**Your task**: Read the lines that follow and pick out every one containing the word "烈士集中安葬墓区".

**The input**:
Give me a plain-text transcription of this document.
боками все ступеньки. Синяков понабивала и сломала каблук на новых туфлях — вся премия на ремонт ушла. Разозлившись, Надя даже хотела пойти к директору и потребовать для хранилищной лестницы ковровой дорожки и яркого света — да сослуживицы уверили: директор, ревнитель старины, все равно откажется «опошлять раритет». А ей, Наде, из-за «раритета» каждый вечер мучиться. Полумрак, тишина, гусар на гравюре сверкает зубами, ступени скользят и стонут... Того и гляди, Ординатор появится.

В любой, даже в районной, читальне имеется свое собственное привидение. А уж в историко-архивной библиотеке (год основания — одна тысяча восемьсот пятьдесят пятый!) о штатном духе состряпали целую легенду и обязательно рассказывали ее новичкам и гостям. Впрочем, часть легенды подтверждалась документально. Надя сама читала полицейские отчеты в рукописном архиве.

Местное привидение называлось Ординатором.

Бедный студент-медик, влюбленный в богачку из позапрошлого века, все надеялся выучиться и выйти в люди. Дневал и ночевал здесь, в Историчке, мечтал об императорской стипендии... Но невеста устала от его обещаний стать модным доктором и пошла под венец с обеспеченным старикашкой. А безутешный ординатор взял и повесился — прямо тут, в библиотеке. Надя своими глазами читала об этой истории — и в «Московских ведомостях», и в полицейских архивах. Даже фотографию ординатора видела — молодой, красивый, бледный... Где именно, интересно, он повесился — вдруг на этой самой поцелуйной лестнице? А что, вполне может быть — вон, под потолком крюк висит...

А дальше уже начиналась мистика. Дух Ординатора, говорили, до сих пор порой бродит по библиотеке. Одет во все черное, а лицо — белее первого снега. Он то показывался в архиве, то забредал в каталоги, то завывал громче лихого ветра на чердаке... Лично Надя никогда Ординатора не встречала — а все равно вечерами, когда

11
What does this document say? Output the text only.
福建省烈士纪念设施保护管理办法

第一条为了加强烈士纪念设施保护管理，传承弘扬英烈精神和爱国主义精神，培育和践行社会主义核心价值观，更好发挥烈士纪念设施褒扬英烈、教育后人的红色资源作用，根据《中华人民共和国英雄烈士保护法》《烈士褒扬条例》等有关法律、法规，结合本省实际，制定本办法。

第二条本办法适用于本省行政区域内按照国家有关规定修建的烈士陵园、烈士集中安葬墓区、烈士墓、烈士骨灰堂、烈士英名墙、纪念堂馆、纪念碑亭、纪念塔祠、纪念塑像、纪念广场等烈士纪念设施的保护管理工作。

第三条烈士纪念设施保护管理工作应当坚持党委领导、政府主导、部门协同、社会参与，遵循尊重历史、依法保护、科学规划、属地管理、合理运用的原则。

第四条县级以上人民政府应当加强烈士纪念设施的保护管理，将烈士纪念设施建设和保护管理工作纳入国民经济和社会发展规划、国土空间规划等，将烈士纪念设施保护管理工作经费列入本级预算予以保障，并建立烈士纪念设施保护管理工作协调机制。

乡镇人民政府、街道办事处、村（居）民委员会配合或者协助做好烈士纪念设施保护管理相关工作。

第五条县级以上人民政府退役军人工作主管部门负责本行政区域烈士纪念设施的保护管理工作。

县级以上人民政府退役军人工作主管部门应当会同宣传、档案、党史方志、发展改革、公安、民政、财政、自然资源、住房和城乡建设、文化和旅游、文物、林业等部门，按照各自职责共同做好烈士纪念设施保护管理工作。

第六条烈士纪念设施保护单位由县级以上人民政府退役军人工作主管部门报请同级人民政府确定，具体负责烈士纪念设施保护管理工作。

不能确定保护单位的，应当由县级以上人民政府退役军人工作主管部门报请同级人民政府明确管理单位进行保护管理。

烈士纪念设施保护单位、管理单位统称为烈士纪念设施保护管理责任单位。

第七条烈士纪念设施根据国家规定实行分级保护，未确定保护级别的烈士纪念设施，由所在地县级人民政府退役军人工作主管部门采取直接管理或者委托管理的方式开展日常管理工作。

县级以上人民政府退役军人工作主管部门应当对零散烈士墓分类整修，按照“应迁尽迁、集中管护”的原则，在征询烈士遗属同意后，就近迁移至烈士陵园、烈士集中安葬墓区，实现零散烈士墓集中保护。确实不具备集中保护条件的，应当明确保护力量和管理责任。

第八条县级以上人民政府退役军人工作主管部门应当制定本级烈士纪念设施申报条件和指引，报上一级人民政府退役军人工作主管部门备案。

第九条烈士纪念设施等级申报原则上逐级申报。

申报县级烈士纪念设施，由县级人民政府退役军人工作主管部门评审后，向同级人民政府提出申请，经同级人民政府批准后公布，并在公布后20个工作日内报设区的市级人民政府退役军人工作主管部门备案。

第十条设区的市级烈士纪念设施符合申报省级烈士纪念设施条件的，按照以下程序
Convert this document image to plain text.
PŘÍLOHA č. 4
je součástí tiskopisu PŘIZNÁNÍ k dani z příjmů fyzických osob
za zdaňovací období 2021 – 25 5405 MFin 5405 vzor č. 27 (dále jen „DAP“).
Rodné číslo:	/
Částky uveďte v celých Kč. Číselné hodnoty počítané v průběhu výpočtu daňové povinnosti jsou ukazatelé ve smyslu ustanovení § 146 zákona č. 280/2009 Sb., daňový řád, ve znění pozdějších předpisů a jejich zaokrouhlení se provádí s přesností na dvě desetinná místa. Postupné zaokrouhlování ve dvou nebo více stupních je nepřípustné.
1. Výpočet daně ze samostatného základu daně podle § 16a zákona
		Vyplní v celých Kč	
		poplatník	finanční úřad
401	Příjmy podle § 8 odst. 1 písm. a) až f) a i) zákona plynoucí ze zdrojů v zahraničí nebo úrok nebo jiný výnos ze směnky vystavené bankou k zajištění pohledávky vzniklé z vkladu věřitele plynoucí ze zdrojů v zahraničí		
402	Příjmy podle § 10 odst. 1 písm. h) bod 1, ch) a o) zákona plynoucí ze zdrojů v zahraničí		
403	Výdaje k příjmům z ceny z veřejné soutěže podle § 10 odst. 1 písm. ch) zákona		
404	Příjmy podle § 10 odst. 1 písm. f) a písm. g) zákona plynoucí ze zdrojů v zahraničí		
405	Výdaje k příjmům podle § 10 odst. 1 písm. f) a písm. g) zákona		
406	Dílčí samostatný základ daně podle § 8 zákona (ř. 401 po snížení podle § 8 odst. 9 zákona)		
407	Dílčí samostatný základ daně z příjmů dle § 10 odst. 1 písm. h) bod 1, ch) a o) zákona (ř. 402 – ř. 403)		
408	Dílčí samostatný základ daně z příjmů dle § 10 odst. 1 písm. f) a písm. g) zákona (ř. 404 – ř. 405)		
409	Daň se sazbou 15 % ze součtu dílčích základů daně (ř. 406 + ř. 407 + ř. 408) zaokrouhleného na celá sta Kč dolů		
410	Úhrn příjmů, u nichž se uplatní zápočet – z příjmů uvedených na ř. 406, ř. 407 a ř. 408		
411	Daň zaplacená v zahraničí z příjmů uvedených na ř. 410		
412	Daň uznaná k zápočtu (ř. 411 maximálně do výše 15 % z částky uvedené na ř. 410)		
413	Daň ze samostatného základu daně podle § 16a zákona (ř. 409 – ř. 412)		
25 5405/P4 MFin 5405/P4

**Finished task**:
第二条本办法适用于本省行政区域内按照国家有关规定修建的烈士陵园、烈士集中安葬墓区、烈士墓、烈士骨灰堂、烈士英名墙、纪念堂馆、纪念碑亭、纪念塔祠、纪念塑像、纪念广场等烈士纪念设施的保护管理工作。
县级以上人民政府退役军人工作主管部门应当对零散烈士墓分类整修，按照“应迁尽迁、集中管护”的原则，在征询烈士遗属同意后，就近迁移至烈士陵园、烈士集中安葬墓区，实现零散烈士墓集中保护。确实不具备集中保护条件的，应当明确保护力量和管理责任。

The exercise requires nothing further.